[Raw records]

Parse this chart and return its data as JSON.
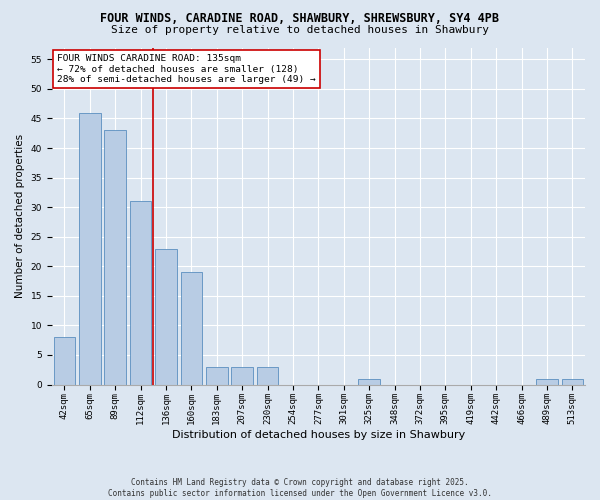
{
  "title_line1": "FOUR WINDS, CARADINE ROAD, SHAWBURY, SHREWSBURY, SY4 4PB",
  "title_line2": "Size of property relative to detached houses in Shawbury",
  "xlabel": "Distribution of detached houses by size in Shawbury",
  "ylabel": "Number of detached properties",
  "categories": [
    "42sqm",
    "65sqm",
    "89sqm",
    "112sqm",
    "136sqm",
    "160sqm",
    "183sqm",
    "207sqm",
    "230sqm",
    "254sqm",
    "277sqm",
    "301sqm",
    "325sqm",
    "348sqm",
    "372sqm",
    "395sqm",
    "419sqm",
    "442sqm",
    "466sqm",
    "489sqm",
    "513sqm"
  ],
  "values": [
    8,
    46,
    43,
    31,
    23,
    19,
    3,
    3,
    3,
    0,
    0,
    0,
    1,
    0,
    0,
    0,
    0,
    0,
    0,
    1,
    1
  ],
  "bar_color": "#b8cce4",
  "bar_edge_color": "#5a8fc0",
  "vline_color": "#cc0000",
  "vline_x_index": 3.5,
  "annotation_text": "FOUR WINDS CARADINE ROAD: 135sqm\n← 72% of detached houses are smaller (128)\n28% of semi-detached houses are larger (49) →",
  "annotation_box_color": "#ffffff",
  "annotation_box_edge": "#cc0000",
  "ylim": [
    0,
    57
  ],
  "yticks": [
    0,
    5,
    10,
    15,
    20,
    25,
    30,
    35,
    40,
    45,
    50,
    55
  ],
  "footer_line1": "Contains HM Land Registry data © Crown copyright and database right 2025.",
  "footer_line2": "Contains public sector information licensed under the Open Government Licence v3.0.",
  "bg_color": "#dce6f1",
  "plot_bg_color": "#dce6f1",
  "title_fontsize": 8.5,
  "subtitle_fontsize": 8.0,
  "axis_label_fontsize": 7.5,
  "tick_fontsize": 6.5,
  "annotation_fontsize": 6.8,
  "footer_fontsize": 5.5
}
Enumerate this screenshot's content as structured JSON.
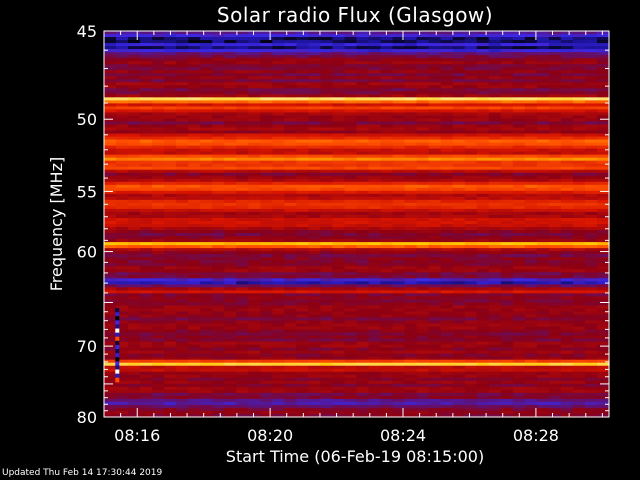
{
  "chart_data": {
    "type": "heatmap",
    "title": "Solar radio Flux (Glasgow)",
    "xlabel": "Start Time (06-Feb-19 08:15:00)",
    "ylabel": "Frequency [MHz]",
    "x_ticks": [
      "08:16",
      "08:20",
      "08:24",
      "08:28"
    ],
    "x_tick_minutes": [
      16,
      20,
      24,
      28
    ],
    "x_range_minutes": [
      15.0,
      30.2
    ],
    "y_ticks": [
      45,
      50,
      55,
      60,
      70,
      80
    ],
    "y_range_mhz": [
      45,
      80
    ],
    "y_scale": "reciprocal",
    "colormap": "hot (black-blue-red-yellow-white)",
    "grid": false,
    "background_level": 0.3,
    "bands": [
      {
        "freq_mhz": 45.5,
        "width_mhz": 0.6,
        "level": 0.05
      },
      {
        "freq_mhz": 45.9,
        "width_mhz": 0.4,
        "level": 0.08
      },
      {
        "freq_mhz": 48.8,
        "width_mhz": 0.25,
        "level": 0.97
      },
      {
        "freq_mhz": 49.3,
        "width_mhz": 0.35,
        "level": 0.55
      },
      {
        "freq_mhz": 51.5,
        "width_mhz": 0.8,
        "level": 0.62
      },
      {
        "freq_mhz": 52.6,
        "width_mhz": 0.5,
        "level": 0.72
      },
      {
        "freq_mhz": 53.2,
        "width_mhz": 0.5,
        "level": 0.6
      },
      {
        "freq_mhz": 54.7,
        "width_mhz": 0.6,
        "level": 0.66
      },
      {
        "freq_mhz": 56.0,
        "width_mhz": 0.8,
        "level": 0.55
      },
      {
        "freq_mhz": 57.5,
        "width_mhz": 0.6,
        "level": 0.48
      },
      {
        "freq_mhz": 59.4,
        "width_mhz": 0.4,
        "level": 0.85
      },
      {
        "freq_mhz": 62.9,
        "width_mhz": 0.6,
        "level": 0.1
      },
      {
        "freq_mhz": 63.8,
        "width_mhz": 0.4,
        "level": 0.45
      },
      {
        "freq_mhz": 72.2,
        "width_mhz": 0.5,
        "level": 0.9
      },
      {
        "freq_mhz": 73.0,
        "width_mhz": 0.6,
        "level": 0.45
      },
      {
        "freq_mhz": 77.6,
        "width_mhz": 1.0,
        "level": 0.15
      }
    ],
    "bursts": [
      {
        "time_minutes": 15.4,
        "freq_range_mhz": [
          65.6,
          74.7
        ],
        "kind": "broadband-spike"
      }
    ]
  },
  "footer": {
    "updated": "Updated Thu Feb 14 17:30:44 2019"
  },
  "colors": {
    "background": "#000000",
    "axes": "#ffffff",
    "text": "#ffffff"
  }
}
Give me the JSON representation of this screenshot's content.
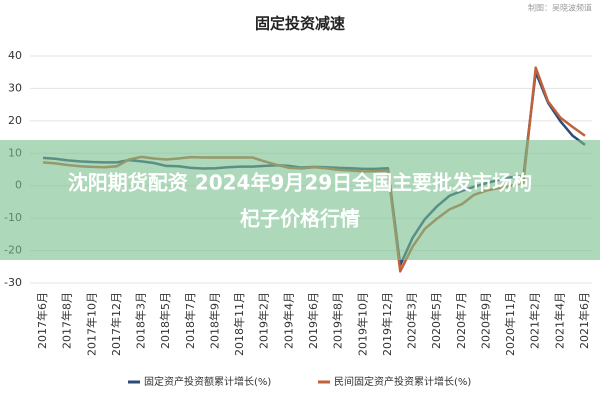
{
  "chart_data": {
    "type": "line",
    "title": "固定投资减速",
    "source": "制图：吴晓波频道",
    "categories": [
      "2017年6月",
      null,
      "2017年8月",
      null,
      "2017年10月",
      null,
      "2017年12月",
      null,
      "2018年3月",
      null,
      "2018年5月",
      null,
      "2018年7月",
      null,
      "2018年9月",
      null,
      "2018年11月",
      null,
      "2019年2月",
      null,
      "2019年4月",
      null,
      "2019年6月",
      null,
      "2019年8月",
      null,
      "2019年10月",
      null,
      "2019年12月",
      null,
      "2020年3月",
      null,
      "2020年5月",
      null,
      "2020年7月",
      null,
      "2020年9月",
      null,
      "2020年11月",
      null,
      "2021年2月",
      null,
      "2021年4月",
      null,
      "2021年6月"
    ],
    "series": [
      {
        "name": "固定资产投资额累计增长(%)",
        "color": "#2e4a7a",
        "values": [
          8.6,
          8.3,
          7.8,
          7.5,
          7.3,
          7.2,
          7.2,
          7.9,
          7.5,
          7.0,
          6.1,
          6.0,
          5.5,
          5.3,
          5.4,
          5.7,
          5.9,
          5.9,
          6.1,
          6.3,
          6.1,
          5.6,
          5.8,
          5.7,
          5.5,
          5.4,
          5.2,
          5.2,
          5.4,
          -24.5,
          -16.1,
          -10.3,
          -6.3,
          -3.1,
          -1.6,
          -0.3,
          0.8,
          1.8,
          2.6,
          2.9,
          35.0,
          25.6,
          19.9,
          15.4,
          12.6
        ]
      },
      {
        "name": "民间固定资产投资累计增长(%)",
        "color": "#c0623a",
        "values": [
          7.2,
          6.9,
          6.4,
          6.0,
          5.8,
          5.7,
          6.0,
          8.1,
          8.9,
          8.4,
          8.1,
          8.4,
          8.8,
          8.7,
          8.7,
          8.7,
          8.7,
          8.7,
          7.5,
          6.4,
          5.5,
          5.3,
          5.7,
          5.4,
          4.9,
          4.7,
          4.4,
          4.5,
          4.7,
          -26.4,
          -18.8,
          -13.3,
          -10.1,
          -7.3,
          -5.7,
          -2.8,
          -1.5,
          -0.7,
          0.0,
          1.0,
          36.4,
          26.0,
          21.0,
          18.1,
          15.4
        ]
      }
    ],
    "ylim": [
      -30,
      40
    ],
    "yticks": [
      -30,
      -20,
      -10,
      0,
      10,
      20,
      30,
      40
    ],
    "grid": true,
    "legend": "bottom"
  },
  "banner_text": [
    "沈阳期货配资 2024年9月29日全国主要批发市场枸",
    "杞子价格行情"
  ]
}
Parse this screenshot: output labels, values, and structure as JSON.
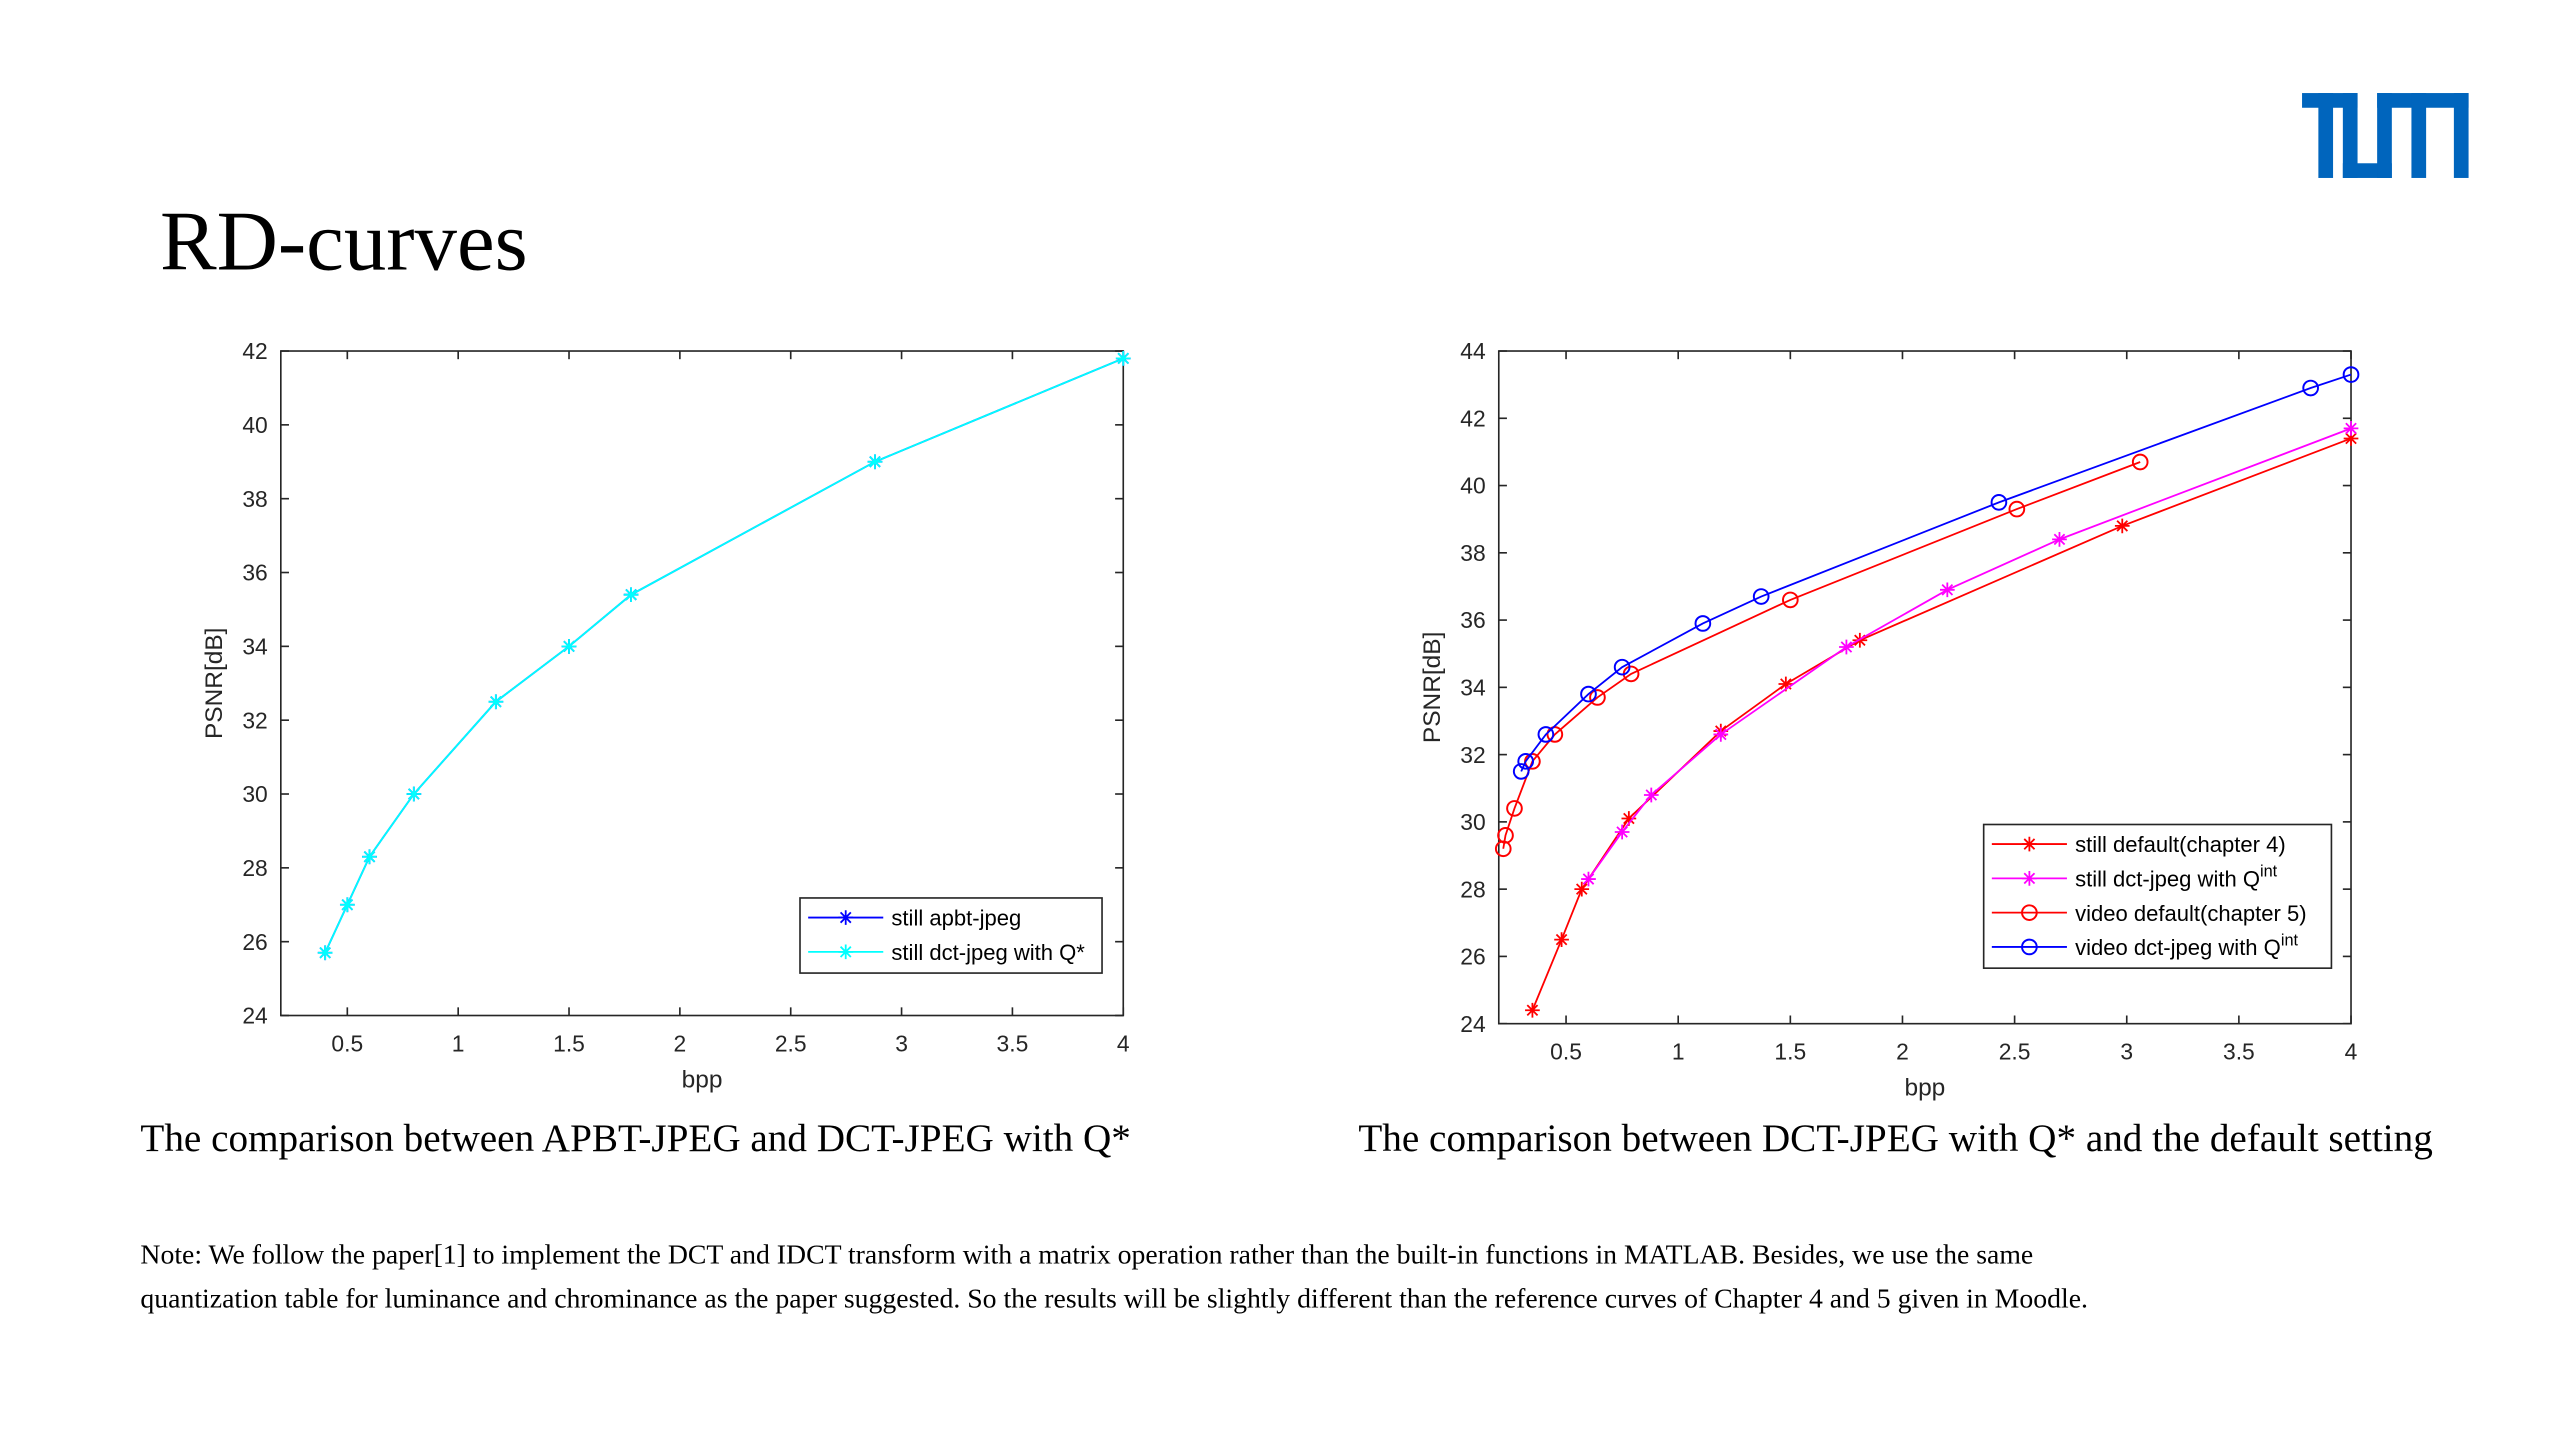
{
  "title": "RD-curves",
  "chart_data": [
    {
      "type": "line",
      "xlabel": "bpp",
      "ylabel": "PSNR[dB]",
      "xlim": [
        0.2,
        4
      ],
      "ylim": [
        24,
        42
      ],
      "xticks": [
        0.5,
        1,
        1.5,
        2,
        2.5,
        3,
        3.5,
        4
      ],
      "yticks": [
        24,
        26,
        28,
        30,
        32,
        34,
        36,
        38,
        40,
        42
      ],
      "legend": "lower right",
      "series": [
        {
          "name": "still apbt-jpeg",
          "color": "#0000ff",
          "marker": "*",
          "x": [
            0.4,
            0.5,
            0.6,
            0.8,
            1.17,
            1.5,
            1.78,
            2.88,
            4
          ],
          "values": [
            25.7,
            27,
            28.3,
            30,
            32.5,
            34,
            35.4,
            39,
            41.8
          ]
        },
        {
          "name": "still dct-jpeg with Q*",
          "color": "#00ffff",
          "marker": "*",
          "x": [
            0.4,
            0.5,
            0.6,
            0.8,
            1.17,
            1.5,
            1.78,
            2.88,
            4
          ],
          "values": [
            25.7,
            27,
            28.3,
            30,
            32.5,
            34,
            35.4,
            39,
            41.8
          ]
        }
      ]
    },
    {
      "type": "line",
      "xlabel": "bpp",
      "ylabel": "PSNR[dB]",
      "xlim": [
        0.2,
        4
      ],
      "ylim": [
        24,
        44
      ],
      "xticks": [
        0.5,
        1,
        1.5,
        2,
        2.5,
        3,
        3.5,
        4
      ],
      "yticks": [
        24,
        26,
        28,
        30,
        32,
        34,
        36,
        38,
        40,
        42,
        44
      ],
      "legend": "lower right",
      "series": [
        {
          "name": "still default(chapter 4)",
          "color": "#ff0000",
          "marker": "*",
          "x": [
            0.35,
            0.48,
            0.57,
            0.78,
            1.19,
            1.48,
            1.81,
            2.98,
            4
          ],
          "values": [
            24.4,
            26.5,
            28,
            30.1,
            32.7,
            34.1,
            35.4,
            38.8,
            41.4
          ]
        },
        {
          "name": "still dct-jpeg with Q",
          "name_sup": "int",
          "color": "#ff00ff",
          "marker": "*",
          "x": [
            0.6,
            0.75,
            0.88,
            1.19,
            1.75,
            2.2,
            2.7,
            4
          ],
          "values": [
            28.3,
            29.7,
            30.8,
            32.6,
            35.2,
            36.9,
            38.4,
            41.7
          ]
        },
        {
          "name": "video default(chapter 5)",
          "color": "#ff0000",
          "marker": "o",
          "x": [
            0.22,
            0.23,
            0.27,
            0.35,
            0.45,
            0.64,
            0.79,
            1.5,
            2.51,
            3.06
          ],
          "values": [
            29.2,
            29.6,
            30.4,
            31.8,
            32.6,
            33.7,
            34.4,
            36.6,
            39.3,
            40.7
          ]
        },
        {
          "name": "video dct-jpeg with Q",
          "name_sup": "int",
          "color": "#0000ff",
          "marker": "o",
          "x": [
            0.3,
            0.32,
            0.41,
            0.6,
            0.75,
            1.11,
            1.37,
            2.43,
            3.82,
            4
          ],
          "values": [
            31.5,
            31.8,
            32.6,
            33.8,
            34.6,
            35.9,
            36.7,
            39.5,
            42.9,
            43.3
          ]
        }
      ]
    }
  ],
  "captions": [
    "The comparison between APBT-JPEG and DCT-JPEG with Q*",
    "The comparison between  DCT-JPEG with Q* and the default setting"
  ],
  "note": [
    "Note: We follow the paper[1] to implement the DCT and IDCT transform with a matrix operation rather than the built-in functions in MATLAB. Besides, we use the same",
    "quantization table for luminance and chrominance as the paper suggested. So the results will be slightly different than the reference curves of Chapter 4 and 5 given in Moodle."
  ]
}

▶ YOUR TASK
From the material above, copy each line that includes the word "FOUR".

▶ RESPONSE TO THE EXERCISE
  "title_line1": "FOUR WINDS, CARADINE ROAD, SHAWBURY, SHREWSBURY, SY4 4PB",
  "annotation_text": "FOUR WINDS CARADINE ROAD: 135sqm\n← 72% of detached houses are smaller (128)\n28% of semi-detached houses are larger (49) →",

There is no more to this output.